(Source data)
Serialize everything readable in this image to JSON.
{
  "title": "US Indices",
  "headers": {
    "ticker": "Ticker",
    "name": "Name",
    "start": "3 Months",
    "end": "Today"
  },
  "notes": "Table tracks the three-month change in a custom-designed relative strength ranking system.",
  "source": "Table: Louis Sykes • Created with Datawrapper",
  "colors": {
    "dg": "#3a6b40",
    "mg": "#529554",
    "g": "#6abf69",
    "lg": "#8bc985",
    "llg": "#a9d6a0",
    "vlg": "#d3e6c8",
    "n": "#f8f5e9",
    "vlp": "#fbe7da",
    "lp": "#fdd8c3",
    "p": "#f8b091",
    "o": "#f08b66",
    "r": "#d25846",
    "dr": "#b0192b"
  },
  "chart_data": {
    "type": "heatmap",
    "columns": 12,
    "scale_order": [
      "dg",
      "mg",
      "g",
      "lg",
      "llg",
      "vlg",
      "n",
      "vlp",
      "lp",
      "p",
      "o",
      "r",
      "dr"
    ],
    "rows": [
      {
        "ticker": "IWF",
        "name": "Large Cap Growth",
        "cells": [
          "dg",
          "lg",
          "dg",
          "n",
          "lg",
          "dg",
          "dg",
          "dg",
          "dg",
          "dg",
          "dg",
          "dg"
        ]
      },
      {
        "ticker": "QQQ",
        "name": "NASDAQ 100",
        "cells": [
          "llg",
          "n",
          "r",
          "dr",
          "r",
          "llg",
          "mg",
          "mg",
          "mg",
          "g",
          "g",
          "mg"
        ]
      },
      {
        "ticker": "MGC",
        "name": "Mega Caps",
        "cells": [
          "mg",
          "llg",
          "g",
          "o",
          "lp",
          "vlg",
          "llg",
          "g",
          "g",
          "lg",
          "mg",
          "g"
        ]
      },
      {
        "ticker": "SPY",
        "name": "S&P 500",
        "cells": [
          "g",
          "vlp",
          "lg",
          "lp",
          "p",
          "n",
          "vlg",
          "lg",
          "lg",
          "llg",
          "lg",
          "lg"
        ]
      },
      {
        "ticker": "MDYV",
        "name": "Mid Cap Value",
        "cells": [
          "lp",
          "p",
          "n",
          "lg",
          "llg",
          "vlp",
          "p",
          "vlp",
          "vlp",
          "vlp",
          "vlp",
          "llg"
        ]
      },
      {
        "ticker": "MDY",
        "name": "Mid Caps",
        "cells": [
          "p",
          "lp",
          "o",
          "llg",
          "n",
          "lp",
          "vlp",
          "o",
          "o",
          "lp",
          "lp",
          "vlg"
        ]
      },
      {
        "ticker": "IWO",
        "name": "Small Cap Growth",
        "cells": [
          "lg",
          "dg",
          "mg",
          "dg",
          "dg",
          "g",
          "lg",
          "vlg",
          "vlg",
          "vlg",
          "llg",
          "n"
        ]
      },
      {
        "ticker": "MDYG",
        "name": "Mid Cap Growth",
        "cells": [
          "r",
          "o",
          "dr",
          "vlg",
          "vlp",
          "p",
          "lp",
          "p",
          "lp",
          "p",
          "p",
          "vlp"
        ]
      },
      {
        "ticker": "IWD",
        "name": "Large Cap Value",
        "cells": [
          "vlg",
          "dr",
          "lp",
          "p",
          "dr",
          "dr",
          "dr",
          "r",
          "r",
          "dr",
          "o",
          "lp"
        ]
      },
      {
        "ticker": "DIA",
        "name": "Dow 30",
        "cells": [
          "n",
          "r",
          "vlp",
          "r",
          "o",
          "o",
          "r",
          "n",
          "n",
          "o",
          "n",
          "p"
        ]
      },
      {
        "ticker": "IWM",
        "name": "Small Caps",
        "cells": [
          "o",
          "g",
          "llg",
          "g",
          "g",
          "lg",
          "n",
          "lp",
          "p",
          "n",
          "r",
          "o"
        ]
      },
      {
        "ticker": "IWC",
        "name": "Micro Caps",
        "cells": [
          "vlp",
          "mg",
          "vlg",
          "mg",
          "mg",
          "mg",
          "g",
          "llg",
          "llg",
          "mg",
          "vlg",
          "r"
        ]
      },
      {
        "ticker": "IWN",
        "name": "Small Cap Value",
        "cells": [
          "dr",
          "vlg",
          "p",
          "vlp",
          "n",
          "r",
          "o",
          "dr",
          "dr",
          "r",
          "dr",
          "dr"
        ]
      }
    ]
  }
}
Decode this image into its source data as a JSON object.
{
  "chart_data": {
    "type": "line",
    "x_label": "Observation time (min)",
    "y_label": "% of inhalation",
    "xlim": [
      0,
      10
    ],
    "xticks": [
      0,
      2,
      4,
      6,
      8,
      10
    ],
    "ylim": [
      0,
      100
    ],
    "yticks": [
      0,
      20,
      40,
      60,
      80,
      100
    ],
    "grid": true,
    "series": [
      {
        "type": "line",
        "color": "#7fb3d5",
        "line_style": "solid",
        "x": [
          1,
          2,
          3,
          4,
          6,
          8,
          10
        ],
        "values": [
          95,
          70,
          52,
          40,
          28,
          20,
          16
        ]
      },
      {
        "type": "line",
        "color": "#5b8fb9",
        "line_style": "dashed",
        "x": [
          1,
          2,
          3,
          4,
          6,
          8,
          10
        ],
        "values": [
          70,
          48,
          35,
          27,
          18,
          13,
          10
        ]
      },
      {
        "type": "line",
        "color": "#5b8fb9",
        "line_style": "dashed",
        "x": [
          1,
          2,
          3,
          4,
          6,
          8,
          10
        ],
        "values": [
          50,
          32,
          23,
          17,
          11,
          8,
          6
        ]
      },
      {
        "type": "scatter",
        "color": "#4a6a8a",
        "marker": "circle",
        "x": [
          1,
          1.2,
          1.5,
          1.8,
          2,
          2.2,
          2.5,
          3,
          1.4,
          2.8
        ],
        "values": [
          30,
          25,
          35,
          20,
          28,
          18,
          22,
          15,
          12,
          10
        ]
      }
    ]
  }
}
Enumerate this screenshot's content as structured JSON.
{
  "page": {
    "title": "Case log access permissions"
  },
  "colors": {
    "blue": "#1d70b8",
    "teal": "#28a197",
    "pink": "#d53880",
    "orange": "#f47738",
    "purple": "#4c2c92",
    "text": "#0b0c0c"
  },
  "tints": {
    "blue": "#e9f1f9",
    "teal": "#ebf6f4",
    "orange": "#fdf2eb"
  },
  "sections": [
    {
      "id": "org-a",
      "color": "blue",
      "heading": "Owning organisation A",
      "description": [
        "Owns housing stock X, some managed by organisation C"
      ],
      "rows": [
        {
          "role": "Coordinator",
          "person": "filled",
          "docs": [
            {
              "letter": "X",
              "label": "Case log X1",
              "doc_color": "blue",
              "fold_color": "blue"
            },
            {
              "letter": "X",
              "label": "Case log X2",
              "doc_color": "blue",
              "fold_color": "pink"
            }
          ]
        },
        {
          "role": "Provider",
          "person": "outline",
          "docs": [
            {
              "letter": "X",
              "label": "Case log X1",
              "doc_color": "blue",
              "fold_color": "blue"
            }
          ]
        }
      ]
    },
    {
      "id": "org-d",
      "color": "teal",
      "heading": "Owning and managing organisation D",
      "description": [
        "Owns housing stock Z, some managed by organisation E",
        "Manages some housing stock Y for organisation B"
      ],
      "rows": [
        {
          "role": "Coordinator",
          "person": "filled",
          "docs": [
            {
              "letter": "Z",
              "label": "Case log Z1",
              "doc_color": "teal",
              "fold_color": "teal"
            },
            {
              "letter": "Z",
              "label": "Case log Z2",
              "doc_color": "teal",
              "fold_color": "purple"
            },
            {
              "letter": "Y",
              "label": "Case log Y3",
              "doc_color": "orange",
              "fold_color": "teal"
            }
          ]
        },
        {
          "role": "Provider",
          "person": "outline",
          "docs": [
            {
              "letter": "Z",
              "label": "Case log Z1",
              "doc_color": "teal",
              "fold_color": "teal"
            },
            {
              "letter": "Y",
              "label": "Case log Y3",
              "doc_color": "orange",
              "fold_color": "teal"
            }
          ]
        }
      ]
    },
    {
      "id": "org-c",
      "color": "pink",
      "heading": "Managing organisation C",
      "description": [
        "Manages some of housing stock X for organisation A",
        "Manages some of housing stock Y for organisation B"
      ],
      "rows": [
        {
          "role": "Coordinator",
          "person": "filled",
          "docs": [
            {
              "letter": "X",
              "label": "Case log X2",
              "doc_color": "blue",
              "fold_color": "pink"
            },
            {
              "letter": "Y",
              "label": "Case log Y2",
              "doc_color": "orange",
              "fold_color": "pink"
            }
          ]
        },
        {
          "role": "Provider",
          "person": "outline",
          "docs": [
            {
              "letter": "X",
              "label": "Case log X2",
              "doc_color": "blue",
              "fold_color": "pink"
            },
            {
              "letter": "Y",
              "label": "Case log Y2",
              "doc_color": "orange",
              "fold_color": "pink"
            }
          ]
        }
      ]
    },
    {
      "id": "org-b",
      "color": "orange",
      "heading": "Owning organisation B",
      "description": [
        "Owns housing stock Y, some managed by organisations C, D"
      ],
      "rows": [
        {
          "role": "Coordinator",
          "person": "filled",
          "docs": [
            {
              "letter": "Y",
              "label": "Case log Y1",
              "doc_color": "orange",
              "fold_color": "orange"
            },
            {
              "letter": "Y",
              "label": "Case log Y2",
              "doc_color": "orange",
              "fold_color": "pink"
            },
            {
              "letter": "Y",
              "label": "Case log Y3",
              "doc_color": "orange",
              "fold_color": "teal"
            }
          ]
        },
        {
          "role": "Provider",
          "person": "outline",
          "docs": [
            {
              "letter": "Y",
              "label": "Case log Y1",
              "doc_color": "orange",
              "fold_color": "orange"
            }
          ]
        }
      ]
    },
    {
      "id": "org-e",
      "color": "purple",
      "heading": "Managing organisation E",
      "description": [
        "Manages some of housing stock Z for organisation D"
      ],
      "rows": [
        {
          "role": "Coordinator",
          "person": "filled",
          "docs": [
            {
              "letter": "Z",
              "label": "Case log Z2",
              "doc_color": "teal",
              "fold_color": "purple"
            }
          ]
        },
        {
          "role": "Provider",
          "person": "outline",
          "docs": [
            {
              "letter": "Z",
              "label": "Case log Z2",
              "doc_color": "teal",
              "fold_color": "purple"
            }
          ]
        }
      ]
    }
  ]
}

The problem
In the records shown above, how many lines include the word "managed"? Answer with the number only.

Reply to the task
3